Records for this exercise
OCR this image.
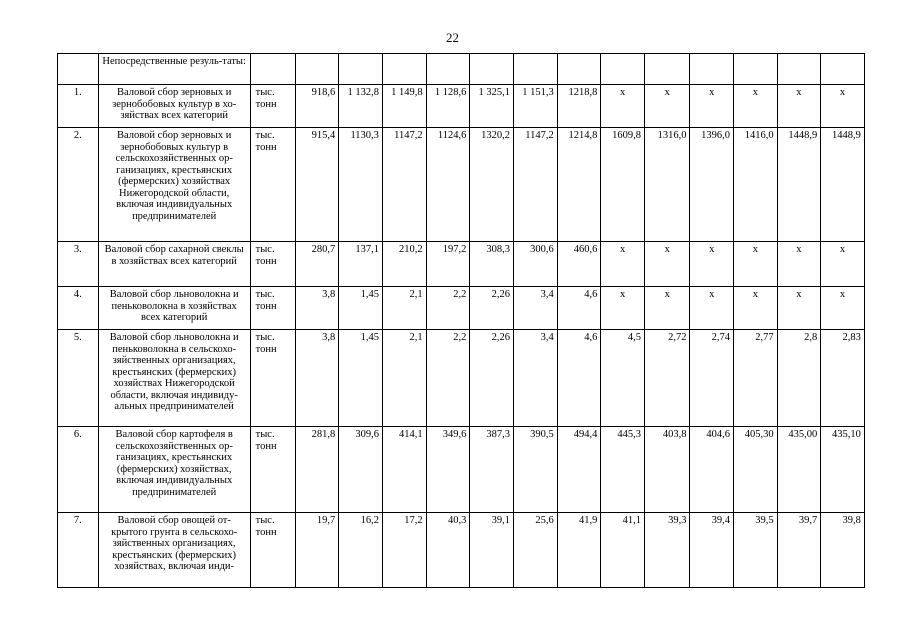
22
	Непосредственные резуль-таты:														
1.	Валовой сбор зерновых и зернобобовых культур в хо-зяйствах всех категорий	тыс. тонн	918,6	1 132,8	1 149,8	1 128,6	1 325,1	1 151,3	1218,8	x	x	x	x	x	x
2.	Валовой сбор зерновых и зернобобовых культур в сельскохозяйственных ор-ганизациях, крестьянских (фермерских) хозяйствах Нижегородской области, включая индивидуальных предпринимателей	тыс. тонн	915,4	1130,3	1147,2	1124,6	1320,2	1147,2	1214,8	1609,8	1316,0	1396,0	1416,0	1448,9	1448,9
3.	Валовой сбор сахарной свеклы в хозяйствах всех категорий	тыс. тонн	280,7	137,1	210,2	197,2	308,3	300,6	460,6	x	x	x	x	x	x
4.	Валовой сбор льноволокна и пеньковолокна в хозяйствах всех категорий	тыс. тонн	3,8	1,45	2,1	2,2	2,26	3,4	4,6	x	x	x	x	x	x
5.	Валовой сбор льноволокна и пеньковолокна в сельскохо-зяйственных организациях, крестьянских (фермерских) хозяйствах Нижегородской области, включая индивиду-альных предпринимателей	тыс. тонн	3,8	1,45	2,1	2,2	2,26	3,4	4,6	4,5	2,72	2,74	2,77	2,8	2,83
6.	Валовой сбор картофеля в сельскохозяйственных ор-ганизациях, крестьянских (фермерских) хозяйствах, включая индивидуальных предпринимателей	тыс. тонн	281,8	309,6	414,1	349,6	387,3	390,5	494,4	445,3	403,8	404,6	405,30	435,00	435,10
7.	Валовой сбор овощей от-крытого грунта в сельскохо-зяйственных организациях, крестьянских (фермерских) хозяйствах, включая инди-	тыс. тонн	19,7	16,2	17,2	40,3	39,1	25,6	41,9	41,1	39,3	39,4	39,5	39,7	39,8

* * *

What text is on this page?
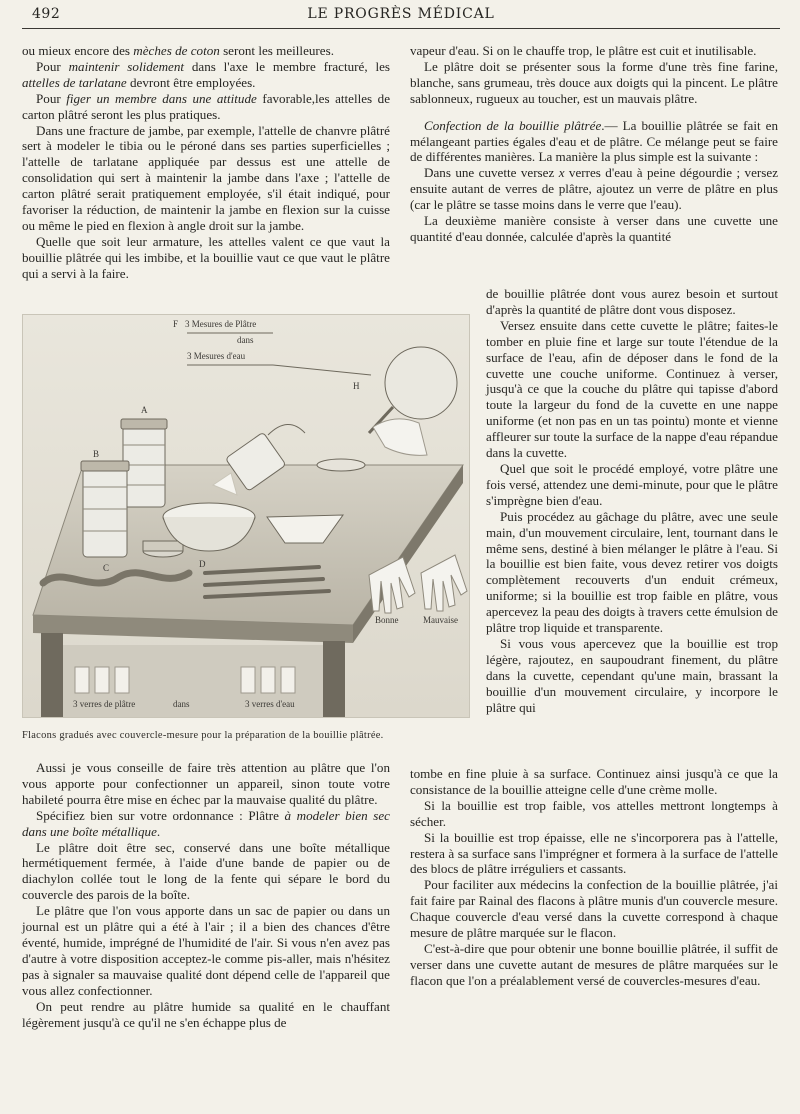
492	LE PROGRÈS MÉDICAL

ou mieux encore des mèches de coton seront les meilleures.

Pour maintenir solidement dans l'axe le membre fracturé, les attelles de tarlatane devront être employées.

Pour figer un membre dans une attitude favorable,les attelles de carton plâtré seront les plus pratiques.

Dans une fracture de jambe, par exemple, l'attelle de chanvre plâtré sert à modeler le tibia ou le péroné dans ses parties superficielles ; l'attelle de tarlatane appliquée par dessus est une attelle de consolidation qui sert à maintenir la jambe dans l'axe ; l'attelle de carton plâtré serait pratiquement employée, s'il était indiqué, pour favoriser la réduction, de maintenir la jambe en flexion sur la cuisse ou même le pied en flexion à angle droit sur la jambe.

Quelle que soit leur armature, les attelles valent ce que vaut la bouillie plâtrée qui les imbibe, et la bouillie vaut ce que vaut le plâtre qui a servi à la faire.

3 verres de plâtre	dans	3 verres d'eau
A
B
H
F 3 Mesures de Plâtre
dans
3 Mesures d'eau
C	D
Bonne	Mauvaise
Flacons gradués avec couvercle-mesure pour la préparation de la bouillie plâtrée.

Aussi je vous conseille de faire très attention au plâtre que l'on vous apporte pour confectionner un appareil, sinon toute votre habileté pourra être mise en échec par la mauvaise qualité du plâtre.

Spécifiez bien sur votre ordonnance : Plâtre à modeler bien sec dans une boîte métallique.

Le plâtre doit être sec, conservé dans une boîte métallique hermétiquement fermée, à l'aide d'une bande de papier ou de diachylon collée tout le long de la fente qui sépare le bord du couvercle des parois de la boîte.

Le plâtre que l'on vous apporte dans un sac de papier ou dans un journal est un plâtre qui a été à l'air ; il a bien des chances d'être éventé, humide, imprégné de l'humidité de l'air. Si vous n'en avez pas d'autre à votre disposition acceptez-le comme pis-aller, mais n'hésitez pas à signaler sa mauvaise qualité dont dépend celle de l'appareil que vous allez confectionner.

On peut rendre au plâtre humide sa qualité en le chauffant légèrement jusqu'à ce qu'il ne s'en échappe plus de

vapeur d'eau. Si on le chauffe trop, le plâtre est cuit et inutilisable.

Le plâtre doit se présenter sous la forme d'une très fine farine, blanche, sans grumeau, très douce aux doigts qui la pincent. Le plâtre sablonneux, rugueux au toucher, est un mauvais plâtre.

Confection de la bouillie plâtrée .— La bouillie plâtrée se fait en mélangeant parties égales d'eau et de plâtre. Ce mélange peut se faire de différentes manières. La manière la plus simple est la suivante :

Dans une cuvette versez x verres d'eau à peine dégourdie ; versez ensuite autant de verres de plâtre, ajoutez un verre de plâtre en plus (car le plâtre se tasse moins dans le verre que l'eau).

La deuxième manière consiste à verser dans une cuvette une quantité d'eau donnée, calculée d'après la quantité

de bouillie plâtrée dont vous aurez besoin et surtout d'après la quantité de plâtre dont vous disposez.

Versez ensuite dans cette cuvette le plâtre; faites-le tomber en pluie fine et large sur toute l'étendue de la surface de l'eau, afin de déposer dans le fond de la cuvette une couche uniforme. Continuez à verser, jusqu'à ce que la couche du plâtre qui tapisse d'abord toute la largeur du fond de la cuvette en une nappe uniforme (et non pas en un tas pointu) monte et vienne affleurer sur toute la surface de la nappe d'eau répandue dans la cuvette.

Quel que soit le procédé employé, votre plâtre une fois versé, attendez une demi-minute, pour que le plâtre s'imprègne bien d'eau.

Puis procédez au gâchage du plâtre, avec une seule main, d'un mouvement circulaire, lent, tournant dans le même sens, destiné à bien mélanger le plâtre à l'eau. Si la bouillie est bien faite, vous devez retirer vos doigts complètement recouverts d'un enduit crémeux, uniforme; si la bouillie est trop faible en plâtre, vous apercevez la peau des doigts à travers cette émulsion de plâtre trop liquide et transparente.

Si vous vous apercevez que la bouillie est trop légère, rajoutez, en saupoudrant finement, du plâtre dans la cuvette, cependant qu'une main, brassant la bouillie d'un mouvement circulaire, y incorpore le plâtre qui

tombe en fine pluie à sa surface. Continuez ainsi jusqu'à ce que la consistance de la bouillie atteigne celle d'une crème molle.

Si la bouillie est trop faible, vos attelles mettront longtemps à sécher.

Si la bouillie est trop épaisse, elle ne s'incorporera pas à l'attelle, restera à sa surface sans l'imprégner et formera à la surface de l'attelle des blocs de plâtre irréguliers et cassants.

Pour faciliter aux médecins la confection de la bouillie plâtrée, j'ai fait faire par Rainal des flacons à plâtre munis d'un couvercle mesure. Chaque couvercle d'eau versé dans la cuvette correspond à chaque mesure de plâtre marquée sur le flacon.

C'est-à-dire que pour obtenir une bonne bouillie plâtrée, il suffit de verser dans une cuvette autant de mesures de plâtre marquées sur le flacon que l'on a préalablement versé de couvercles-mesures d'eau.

...

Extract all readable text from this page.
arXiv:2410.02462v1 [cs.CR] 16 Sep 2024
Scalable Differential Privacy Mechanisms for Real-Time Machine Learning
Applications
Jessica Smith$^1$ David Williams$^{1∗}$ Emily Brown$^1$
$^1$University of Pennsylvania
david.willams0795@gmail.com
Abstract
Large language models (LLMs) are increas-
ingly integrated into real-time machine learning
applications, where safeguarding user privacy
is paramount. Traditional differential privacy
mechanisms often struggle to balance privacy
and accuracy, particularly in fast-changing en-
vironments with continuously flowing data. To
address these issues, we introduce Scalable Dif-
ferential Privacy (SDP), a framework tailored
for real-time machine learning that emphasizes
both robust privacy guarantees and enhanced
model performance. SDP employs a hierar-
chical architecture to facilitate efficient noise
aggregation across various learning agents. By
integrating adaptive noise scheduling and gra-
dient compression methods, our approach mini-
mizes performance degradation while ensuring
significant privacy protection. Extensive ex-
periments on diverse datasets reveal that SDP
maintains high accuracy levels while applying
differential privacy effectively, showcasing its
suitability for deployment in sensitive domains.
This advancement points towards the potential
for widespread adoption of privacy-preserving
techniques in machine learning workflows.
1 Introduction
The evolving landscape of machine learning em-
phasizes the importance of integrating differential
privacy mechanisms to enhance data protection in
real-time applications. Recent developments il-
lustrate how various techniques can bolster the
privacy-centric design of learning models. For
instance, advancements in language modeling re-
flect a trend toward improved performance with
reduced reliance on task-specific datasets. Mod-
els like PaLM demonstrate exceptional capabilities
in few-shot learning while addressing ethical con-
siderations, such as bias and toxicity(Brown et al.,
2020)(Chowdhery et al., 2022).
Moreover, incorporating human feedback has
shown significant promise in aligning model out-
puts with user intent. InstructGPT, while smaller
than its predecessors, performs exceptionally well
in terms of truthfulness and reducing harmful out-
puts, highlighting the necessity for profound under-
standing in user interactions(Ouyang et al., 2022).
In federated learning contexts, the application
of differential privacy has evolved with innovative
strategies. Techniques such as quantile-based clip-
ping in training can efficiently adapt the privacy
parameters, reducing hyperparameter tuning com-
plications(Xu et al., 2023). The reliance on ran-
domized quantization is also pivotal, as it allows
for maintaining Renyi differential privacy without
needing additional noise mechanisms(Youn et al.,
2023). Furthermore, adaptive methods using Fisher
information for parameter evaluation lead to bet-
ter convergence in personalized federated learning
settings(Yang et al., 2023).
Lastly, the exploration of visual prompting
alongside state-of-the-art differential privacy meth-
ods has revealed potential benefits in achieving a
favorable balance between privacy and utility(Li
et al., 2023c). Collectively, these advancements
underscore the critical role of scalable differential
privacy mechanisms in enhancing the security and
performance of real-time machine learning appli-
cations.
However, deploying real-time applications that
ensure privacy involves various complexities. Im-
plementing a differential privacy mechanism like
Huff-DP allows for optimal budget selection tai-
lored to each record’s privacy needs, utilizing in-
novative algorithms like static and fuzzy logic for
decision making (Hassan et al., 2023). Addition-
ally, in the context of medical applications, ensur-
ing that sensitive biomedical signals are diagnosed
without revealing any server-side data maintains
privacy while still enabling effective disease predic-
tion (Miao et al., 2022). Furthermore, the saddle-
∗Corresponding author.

What is asked
Copy all lines from the material that contain "Brown".

Expected output
Jessica Smith$^1$ David Williams$^{1∗}$ Emily Brown$^1$
siderations, such as bias and toxicity(Brown et al.,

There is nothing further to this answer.